* [EXERCISE DESCRIPTION] Select every line below containing the word "ovat".

^^^^^^^^

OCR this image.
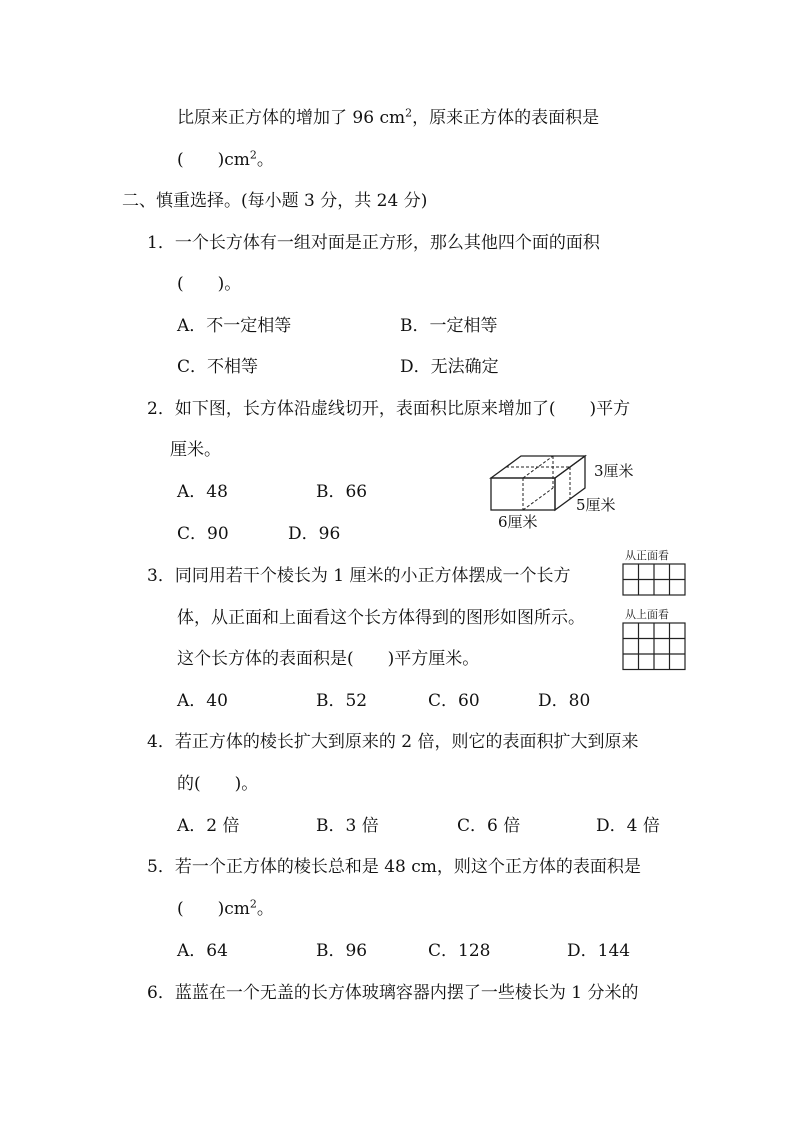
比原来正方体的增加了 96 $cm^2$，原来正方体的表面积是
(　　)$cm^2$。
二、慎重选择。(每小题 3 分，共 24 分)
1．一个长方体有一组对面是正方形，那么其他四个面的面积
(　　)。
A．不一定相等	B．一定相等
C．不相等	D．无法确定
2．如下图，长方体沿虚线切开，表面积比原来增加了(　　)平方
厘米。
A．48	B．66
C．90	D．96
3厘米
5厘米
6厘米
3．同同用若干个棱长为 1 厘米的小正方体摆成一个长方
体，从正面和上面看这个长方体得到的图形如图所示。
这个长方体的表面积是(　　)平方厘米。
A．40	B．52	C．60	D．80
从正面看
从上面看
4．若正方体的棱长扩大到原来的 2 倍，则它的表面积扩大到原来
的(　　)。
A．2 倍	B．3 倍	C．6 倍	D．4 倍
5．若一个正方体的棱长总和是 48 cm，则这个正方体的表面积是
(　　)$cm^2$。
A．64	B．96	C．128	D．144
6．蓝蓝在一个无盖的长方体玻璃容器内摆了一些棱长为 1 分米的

^^^^^^^^

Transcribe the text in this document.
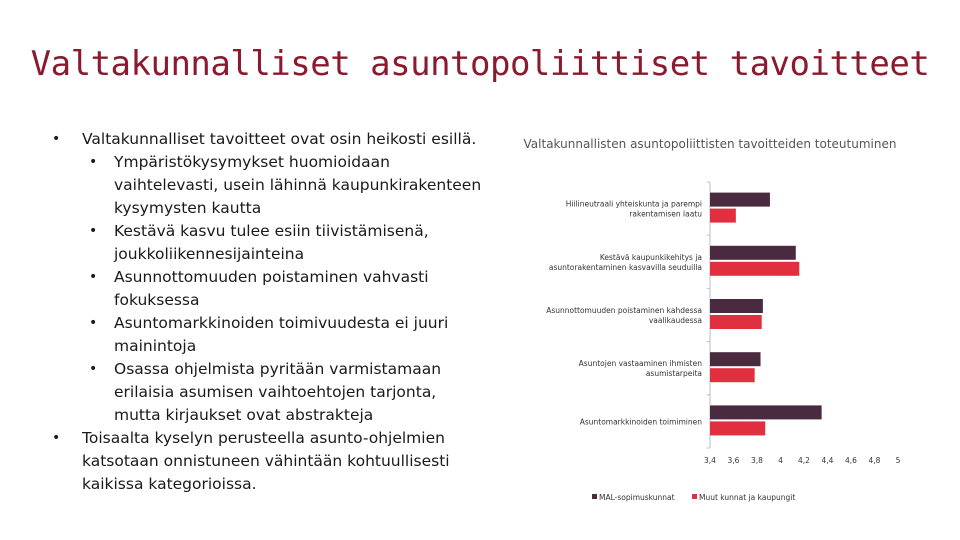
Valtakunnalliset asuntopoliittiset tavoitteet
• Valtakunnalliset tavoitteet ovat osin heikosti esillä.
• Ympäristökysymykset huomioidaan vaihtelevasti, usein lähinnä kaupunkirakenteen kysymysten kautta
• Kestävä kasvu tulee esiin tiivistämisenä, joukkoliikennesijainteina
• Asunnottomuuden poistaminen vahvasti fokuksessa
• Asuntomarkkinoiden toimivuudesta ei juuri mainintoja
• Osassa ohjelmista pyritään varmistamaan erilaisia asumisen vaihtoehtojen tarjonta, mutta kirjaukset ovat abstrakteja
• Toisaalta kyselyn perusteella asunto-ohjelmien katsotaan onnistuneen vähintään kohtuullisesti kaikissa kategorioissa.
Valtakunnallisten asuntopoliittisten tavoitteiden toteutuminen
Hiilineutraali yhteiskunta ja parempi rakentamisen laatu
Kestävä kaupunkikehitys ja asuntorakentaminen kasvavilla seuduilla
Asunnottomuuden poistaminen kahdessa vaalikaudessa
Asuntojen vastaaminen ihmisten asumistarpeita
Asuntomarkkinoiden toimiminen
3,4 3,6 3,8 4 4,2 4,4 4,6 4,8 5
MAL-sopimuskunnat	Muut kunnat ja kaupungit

^^^^^^^^

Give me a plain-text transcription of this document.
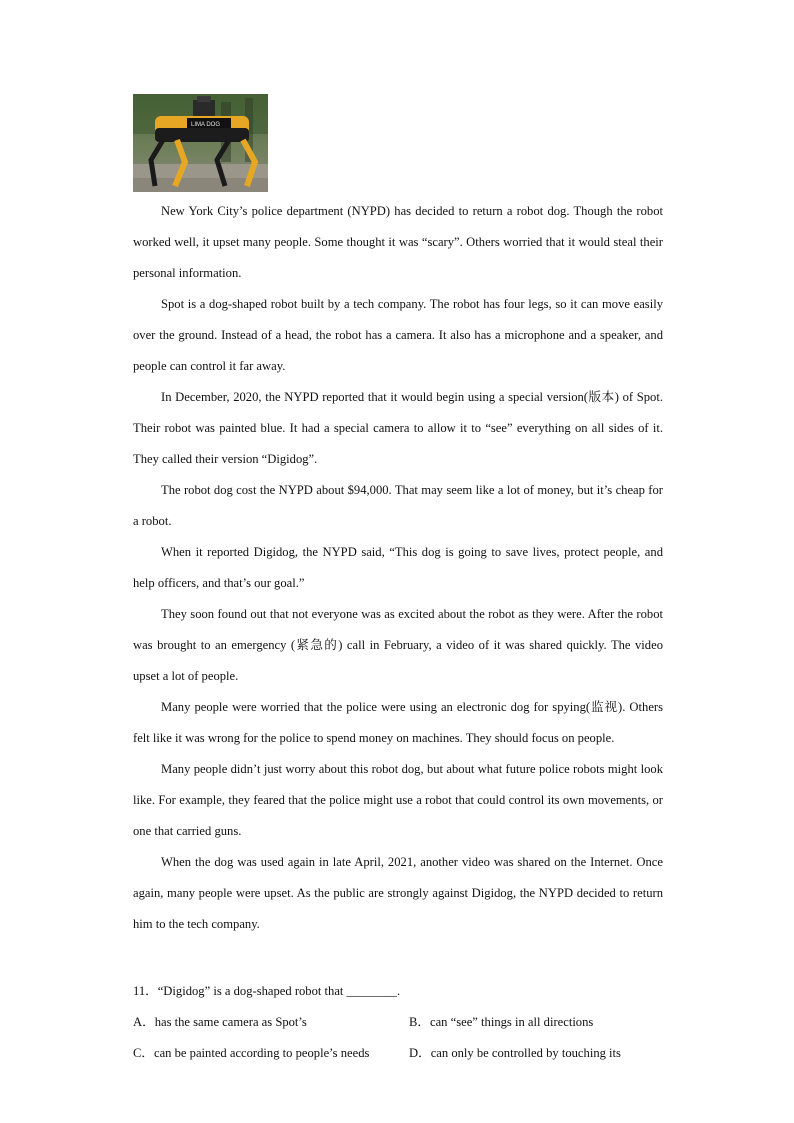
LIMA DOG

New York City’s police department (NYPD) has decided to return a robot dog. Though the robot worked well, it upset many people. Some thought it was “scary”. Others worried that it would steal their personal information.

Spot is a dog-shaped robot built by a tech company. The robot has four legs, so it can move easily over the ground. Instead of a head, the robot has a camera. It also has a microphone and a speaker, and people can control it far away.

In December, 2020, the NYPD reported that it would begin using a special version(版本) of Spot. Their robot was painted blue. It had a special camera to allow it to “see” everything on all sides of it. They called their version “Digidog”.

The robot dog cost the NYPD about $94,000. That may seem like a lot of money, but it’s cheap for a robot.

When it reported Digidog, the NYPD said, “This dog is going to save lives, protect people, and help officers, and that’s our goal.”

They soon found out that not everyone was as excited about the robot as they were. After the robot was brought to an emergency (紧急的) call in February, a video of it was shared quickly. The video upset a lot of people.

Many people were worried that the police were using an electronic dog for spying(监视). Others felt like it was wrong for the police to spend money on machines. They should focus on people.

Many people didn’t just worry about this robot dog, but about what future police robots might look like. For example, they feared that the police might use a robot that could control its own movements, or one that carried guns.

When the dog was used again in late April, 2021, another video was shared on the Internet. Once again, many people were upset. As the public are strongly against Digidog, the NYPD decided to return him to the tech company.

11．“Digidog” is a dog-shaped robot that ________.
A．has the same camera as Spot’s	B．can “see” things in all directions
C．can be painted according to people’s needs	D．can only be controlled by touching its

^^^^^^^^

* [OUTPUT BELOW]
• Valtakunnalliset tavoitteet ovat osin heikosti esillä.
• Osassa ohjelmista pyritään varmistamaan erilaisia asumisen vaihtoehtojen tarjonta, mutta kirjaukset ovat abstrakteja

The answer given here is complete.